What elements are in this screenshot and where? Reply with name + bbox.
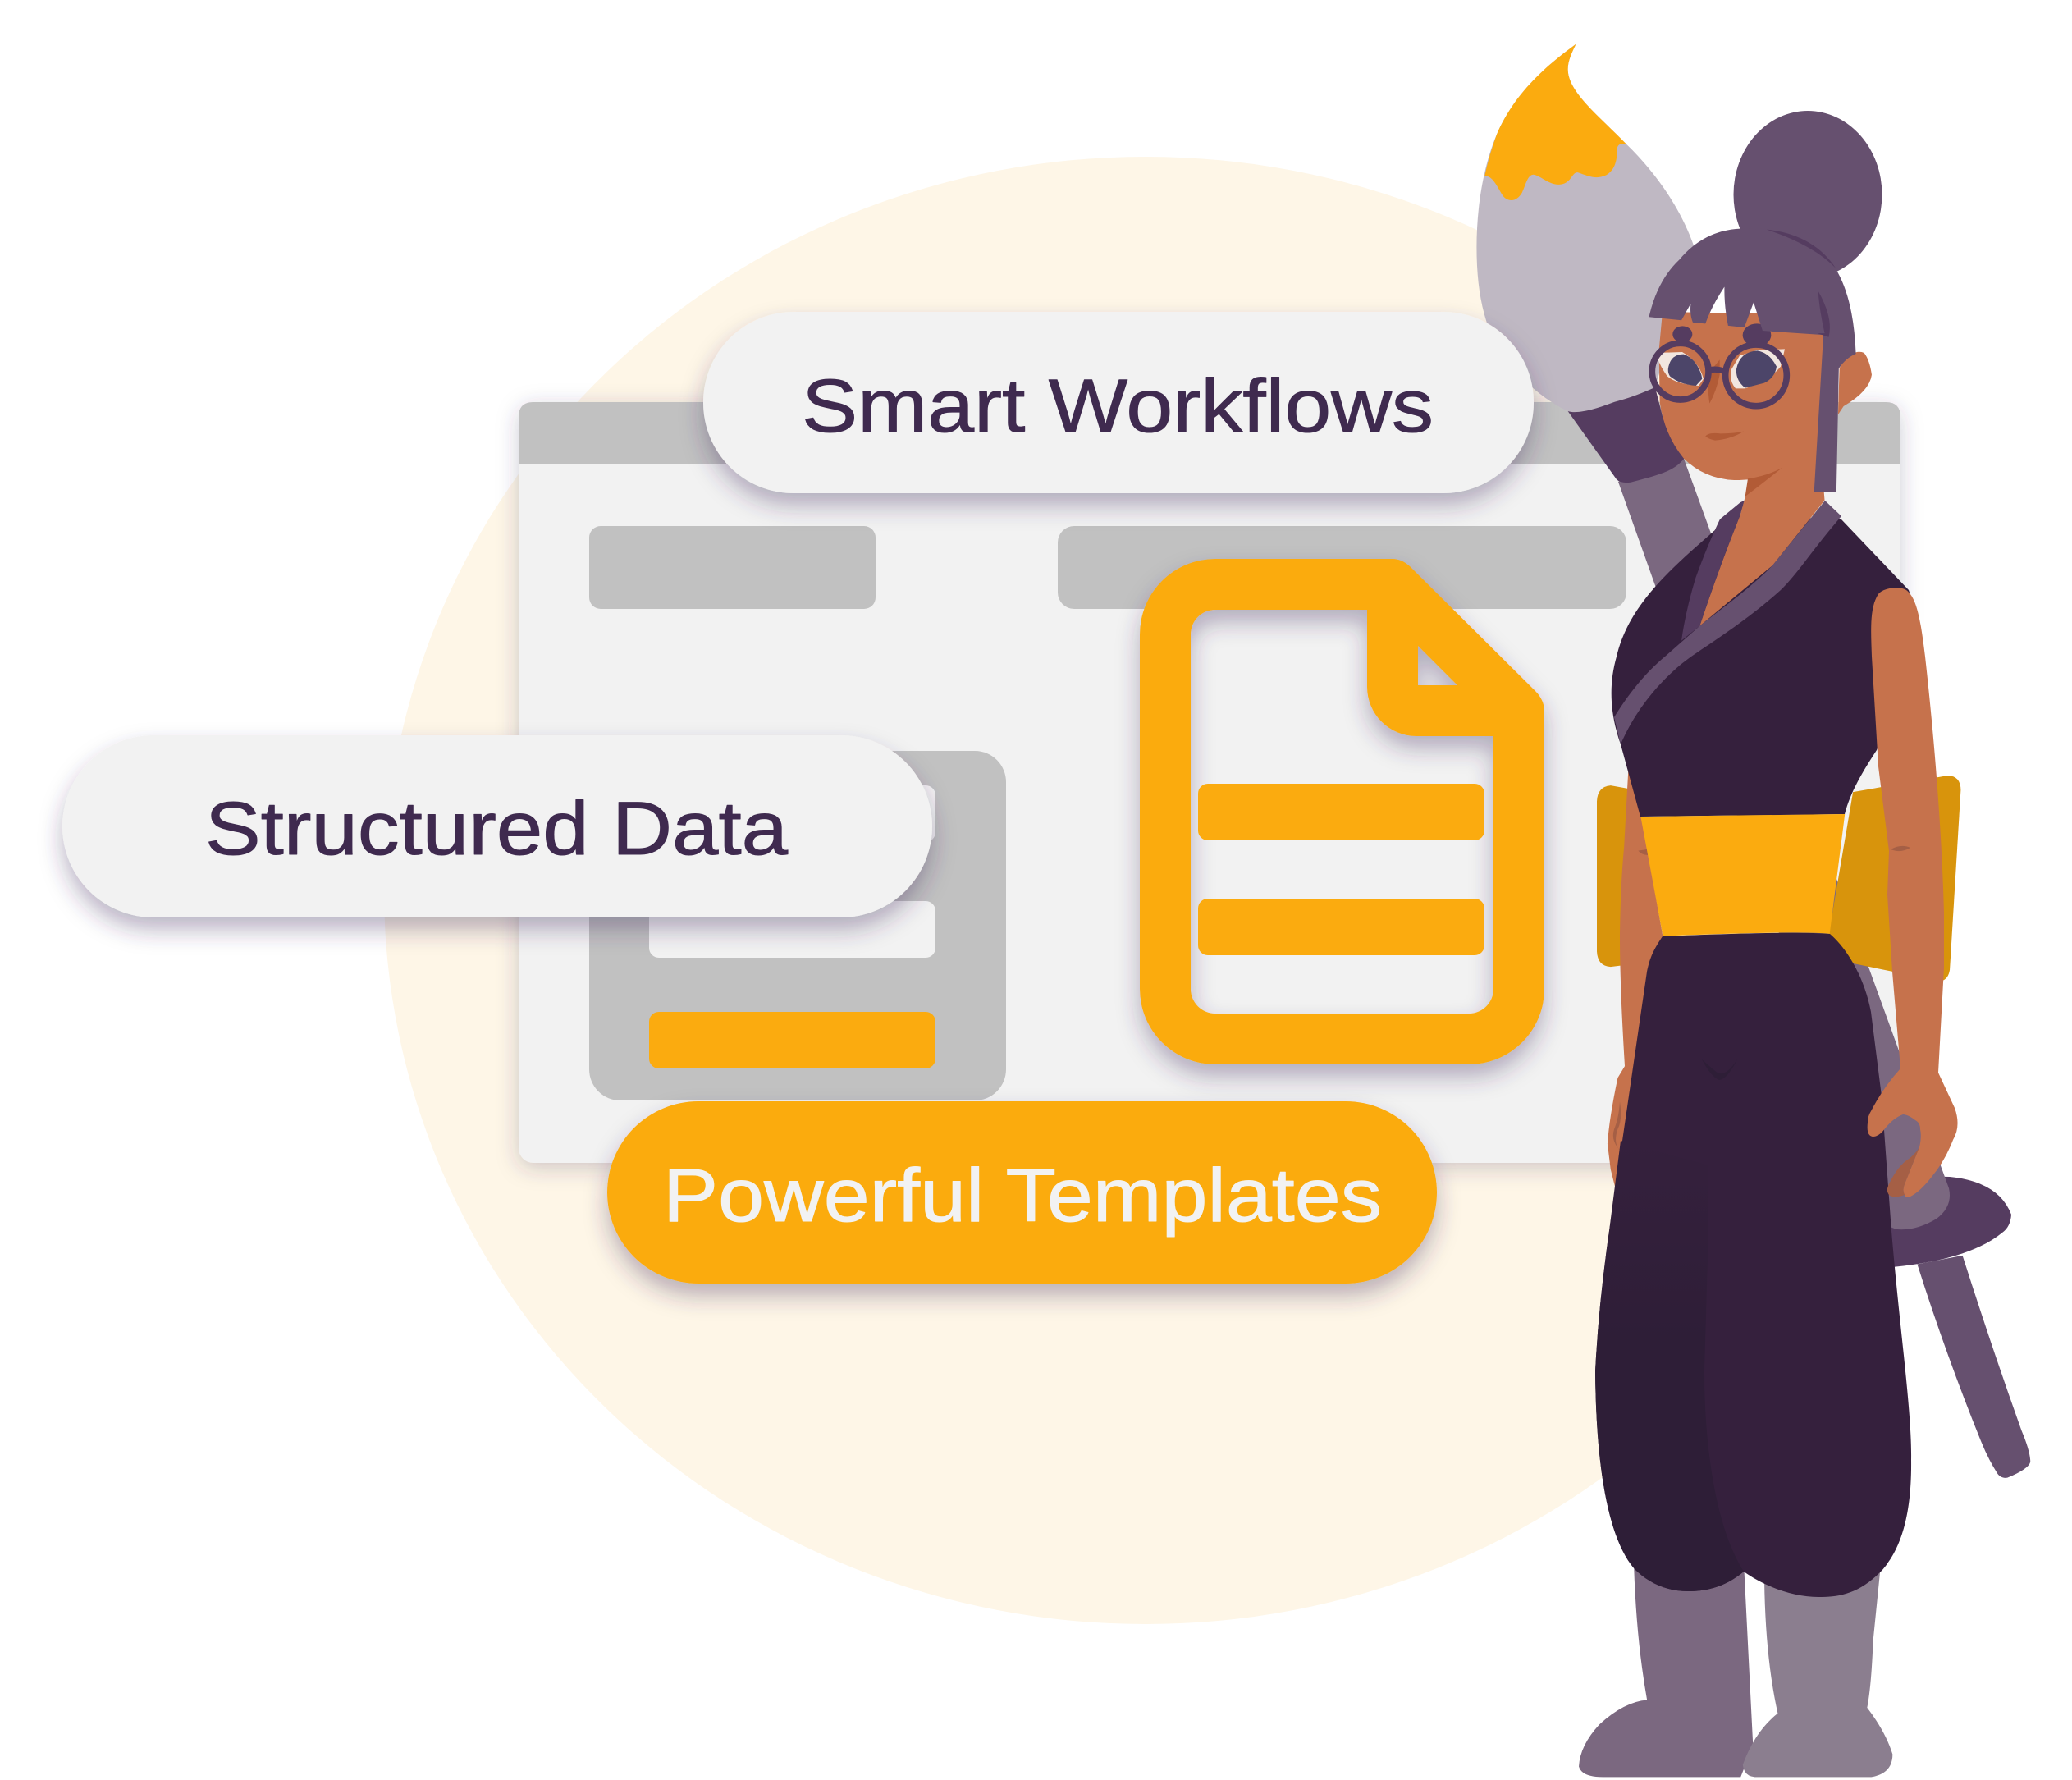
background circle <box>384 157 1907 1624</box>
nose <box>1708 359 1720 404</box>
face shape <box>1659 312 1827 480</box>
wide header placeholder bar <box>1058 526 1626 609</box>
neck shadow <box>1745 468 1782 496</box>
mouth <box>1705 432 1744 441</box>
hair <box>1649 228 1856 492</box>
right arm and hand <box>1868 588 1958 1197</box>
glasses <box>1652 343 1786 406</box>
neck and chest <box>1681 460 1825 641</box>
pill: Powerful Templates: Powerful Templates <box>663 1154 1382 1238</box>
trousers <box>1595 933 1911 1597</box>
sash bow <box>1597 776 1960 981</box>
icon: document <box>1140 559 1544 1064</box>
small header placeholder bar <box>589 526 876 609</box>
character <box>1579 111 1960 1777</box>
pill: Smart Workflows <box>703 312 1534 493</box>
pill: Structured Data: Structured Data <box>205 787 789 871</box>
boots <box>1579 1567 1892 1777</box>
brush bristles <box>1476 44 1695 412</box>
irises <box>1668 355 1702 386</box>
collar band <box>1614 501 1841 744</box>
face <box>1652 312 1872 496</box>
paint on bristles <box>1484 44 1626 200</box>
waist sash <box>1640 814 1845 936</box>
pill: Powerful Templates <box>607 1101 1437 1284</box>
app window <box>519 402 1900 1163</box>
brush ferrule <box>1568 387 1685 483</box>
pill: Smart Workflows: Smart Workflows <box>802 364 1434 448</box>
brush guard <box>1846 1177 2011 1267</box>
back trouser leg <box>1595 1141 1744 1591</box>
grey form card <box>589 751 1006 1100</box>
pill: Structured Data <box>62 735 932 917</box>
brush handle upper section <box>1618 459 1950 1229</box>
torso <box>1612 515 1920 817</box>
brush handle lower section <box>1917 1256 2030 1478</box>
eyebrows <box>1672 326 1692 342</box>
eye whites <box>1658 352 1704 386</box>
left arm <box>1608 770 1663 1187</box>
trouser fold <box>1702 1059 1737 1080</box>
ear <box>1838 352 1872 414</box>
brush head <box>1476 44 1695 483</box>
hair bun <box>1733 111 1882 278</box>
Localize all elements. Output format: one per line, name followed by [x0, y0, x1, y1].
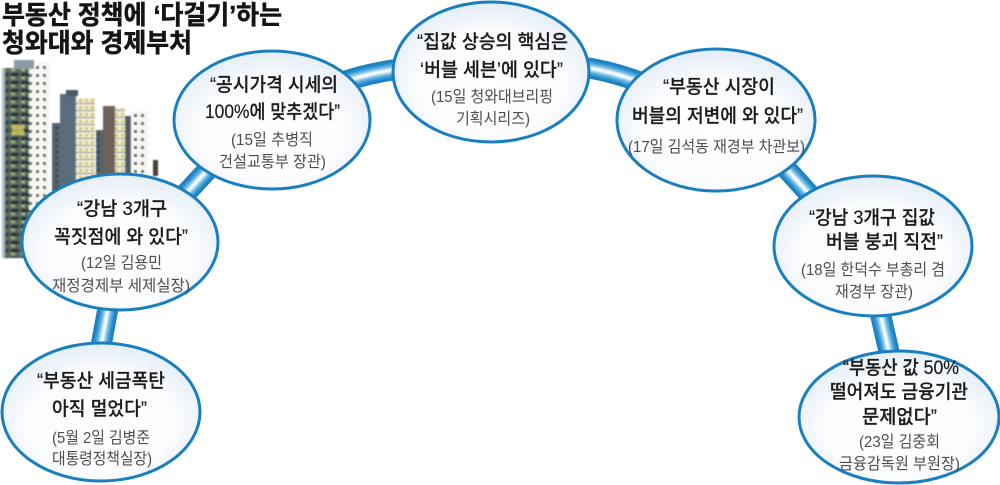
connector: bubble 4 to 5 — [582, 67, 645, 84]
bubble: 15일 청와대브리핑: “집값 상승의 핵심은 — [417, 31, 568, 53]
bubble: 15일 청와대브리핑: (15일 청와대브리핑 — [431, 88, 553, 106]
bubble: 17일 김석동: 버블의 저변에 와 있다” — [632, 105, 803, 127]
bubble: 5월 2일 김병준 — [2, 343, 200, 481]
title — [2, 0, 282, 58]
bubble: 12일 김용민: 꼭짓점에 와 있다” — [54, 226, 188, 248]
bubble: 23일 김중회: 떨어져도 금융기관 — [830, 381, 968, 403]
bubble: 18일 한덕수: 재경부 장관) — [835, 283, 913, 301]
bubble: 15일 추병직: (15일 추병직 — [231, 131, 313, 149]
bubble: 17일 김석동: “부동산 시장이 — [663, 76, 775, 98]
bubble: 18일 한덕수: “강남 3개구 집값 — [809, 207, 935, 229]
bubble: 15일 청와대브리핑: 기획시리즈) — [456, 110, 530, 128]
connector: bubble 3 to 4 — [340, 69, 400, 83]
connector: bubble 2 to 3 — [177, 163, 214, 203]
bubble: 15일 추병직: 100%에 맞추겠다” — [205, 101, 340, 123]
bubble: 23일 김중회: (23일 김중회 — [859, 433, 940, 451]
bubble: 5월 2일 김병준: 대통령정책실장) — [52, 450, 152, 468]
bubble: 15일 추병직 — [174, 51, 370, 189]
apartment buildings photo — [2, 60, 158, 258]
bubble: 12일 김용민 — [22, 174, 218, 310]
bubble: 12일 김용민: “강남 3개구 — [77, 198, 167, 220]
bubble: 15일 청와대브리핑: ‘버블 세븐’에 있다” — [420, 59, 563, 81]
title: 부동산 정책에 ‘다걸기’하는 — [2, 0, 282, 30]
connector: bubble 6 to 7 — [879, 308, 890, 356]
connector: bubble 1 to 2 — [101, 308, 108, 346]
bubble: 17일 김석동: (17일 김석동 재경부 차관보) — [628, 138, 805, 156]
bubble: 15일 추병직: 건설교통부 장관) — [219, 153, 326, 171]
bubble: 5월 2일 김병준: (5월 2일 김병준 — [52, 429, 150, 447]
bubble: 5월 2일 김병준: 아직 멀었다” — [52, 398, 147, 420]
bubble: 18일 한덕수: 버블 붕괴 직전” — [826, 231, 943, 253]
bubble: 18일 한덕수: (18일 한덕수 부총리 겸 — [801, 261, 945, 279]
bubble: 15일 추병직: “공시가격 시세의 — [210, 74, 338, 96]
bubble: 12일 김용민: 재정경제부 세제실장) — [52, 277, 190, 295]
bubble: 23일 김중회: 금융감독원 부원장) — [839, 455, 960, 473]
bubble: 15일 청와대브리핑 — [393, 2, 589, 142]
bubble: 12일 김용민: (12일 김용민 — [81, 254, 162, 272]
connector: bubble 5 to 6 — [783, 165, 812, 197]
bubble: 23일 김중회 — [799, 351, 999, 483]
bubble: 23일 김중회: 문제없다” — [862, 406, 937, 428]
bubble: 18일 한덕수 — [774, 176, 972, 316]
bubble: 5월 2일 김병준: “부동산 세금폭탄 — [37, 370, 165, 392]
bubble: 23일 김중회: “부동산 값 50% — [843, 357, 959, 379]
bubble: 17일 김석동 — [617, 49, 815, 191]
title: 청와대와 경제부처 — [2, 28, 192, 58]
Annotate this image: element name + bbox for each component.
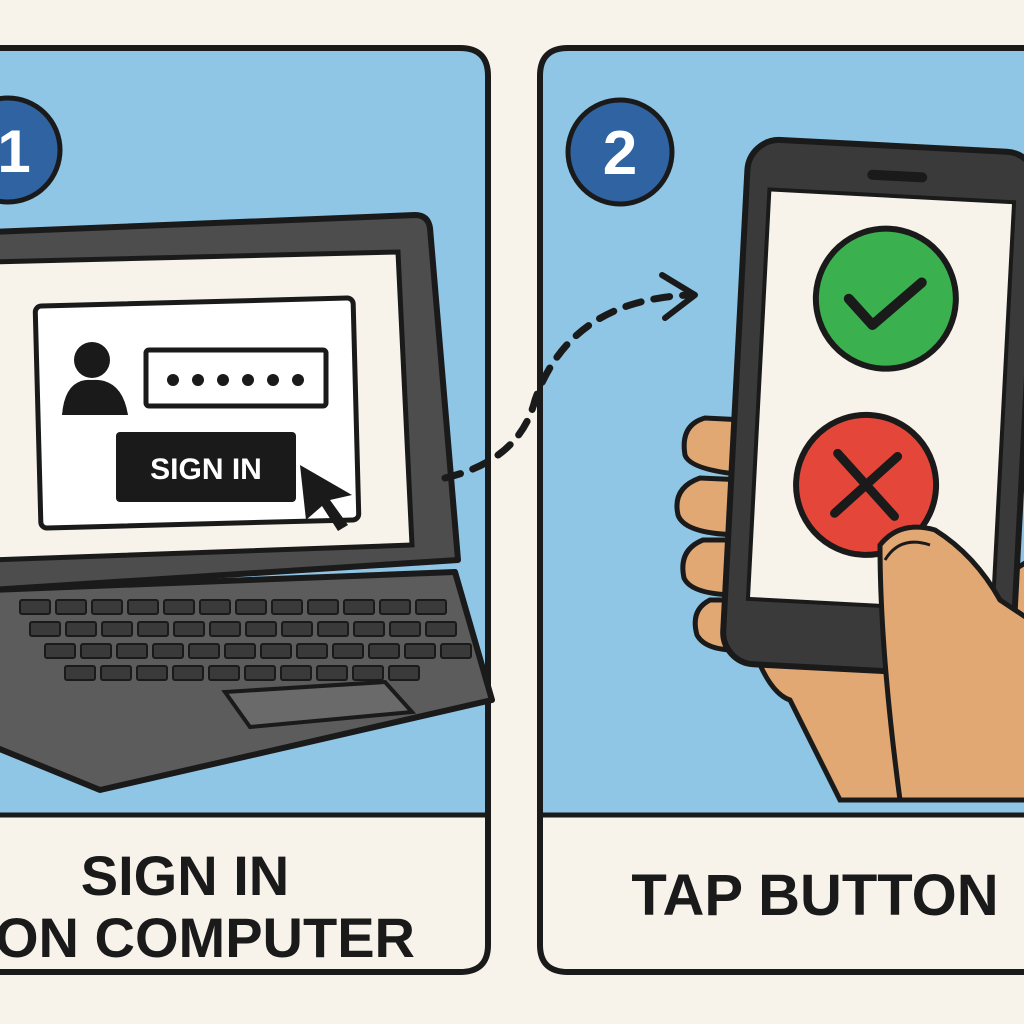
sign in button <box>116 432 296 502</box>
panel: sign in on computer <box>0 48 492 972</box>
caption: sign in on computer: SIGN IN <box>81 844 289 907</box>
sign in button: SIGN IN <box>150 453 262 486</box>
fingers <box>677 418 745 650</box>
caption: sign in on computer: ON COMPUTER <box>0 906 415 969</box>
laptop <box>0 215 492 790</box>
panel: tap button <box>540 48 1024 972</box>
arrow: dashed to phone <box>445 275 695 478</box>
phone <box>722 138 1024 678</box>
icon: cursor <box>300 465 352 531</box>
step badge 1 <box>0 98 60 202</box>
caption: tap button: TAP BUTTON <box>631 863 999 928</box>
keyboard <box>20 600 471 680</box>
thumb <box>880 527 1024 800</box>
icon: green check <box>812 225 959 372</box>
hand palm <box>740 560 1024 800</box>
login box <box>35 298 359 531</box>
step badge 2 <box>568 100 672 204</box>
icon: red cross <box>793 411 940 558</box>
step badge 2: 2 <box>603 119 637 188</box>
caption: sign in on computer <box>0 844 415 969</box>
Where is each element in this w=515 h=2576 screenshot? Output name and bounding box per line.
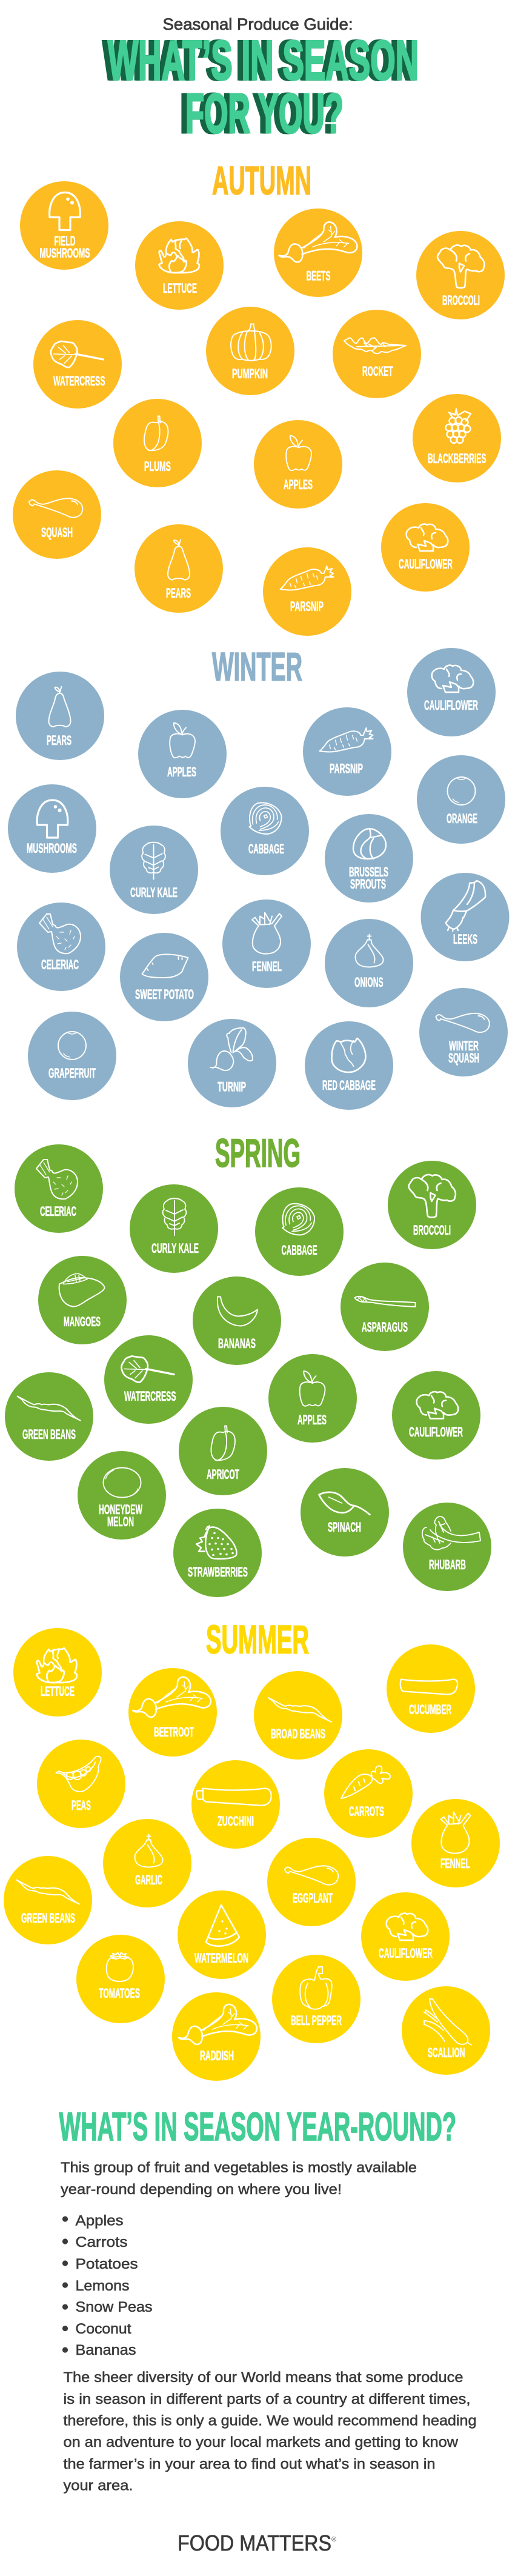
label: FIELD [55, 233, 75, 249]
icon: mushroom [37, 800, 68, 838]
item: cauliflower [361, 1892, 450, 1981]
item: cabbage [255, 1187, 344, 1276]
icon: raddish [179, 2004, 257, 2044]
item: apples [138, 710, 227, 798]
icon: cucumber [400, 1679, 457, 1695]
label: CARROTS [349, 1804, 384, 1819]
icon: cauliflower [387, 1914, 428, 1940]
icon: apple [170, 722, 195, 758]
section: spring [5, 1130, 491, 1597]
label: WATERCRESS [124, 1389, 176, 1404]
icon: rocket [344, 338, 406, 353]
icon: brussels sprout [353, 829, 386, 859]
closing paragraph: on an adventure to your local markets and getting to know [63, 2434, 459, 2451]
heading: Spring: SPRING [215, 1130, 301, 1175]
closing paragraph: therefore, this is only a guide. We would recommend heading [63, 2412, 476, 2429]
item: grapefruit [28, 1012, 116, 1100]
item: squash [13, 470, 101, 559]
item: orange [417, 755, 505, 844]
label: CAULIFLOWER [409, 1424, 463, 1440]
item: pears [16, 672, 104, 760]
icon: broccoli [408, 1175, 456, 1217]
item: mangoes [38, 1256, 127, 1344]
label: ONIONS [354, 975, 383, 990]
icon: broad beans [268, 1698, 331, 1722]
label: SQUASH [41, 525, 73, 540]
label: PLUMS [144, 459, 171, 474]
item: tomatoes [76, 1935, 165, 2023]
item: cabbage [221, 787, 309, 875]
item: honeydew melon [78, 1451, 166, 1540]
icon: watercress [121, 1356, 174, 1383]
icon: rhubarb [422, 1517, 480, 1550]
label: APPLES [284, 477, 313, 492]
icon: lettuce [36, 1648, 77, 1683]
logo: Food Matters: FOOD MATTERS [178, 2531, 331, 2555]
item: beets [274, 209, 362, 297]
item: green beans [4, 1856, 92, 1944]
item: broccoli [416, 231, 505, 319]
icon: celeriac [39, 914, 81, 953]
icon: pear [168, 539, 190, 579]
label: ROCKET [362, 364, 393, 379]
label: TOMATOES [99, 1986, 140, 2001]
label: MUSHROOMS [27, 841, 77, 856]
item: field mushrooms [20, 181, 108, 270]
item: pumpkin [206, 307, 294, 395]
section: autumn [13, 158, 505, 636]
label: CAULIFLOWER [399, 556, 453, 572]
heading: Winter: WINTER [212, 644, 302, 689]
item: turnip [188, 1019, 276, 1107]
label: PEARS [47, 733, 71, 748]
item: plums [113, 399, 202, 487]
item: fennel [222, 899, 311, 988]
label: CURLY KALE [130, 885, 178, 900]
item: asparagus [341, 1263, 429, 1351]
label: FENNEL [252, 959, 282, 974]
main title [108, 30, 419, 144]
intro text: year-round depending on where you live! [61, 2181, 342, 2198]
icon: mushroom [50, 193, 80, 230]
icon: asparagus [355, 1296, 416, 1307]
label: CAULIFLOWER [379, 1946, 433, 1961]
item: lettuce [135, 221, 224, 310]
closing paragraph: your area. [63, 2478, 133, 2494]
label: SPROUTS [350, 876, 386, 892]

§ **WHAT IS REQUIRED**:
Can you duplicate the lines of the records starting with the line that contains "sign in button <box>116 432 296 502</box>" and going on through the line that contains "step badge 2: 2 <box>603 119 637 188</box>", both included?

§ **WRITTEN SOLUTION**:
sign in button <box>116 432 296 502</box>
panel: sign in on computer <box>0 48 492 972</box>
caption: sign in on computer: SIGN IN <box>81 844 289 907</box>
sign in button: SIGN IN <box>150 453 262 486</box>
fingers <box>677 418 745 650</box>
caption: sign in on computer: ON COMPUTER <box>0 906 415 969</box>
laptop <box>0 215 492 790</box>
panel: tap button <box>540 48 1024 972</box>
arrow: dashed to phone <box>445 275 695 478</box>
phone <box>722 138 1024 678</box>
icon: cursor <box>300 465 352 531</box>
step badge 1 <box>0 98 60 202</box>
caption: tap button: TAP BUTTON <box>631 863 999 928</box>
keyboard <box>20 600 471 680</box>
thumb <box>880 527 1024 800</box>
icon: green check <box>812 225 959 372</box>
hand palm <box>740 560 1024 800</box>
login box <box>35 298 359 531</box>
step badge 2 <box>568 100 672 204</box>
icon: red cross <box>793 411 940 558</box>
step badge 2: 2 <box>603 119 637 188</box>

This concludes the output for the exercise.